GOAL OF THE EXERCISE :: Show every line of the records below that contains the word "Usage".
= = =
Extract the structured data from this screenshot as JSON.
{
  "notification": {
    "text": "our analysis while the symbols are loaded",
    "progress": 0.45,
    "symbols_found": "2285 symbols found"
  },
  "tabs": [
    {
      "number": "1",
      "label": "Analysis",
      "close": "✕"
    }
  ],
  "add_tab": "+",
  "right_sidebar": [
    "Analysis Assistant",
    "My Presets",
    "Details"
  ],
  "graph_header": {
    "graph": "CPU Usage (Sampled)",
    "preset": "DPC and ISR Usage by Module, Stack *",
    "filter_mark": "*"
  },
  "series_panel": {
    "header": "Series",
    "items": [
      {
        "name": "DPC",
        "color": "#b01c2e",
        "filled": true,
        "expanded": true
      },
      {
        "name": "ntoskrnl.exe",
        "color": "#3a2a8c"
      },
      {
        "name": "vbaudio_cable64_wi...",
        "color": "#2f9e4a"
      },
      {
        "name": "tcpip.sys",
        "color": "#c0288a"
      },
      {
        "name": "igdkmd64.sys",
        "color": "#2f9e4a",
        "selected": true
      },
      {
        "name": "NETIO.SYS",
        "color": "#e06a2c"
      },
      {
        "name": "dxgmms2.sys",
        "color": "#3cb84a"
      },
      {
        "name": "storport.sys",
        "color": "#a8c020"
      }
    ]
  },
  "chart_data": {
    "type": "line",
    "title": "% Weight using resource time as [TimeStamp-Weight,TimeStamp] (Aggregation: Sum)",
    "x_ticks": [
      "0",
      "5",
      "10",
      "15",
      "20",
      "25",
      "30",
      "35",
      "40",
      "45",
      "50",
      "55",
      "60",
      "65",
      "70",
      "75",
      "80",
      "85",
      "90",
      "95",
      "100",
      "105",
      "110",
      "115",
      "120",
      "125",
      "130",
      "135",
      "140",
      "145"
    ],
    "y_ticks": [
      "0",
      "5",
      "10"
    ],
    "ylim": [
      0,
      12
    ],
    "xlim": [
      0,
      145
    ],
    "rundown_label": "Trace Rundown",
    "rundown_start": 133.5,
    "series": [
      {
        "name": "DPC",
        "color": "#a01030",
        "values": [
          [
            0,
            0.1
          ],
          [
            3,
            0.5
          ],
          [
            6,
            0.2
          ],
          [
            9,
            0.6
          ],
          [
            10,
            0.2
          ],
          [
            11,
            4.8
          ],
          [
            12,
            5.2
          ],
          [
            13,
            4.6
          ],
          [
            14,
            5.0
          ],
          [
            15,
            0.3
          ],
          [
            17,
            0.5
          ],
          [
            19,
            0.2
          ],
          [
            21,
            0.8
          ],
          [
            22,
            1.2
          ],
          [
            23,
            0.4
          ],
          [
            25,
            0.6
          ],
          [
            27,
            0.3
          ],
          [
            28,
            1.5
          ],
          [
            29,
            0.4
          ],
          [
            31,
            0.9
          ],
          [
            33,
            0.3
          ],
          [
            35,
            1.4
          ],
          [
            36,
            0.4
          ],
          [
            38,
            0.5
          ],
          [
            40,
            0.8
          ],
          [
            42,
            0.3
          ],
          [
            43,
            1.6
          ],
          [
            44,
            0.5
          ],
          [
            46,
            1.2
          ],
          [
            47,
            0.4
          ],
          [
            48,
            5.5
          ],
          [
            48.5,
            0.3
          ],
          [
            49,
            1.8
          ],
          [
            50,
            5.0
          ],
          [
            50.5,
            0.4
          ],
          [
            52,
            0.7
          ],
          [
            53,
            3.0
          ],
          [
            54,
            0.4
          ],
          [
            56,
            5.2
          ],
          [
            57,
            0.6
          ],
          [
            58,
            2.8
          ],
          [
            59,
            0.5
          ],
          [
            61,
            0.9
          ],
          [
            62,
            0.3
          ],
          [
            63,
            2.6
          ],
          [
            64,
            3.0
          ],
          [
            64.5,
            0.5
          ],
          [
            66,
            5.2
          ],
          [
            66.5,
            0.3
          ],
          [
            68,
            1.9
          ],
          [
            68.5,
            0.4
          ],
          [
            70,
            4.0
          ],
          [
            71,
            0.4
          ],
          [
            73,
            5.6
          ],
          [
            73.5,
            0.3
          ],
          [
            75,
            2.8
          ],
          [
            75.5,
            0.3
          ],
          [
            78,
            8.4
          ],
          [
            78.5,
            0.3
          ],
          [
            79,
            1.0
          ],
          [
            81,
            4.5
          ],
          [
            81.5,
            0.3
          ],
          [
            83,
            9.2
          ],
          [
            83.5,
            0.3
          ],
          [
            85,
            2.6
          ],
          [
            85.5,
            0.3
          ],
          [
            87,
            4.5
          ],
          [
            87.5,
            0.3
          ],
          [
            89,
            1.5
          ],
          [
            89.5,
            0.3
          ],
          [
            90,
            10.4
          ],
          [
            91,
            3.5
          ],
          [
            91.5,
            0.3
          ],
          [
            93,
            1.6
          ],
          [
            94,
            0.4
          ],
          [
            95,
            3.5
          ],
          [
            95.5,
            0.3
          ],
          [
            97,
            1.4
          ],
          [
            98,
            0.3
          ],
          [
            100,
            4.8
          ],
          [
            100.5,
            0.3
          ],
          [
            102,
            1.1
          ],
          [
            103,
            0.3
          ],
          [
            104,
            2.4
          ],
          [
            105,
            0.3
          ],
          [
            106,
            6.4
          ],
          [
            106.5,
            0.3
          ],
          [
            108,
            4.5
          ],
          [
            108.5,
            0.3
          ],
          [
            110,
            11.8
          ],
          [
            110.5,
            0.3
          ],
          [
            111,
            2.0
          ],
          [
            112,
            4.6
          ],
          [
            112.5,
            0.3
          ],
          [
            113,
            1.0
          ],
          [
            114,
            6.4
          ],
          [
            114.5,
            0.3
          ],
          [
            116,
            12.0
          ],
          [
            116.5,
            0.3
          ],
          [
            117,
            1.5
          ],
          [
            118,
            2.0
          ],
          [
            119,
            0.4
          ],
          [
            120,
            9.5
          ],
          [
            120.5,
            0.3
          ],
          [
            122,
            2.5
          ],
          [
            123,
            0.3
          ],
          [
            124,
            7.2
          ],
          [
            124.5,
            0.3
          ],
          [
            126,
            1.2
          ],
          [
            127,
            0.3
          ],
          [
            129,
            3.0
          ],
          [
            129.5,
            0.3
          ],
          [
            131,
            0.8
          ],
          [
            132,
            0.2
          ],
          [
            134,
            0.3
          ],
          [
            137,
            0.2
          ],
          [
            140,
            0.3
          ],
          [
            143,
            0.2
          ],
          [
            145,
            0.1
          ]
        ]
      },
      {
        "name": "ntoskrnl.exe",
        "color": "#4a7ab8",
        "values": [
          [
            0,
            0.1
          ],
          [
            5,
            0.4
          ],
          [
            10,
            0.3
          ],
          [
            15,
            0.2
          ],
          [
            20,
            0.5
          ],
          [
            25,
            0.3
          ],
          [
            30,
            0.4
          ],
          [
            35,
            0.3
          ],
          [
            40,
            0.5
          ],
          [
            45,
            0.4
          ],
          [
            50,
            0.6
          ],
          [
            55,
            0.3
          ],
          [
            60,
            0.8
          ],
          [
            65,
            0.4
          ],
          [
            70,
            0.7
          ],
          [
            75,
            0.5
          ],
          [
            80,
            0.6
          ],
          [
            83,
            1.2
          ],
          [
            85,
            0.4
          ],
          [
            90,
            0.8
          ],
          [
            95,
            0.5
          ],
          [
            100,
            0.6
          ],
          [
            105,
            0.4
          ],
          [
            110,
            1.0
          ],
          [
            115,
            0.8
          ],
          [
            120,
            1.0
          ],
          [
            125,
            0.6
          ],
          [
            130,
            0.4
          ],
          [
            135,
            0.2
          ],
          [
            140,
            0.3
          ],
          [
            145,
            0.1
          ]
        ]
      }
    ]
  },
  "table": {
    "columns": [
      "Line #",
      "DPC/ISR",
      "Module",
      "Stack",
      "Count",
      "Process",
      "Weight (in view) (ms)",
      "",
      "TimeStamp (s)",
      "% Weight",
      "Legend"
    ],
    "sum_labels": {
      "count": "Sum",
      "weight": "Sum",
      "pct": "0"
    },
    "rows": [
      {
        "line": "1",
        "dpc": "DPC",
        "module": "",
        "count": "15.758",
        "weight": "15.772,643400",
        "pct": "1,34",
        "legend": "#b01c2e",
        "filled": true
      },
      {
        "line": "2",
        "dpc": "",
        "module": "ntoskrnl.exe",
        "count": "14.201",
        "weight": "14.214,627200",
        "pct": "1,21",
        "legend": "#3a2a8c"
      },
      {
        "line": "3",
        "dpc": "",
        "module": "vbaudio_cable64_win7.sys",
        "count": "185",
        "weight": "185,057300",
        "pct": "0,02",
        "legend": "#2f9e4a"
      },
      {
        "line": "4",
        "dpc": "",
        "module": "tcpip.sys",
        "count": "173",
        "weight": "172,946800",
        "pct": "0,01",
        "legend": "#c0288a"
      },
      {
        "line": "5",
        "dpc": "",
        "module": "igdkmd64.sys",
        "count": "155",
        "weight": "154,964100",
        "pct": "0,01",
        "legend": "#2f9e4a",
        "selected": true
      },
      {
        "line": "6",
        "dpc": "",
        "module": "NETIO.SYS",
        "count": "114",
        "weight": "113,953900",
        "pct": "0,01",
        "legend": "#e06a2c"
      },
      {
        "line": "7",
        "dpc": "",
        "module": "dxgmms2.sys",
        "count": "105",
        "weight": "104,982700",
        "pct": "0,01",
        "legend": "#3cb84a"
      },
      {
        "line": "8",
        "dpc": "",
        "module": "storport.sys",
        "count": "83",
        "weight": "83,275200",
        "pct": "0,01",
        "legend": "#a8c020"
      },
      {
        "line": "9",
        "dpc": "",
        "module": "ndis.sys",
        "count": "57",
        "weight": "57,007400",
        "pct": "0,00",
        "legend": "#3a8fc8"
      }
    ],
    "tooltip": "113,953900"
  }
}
= = =
REPLY TO THE TASK ::
    "graph": "CPU Usage (Sampled)",
    "preset": "DPC and ISR Usage by Module, Stack *",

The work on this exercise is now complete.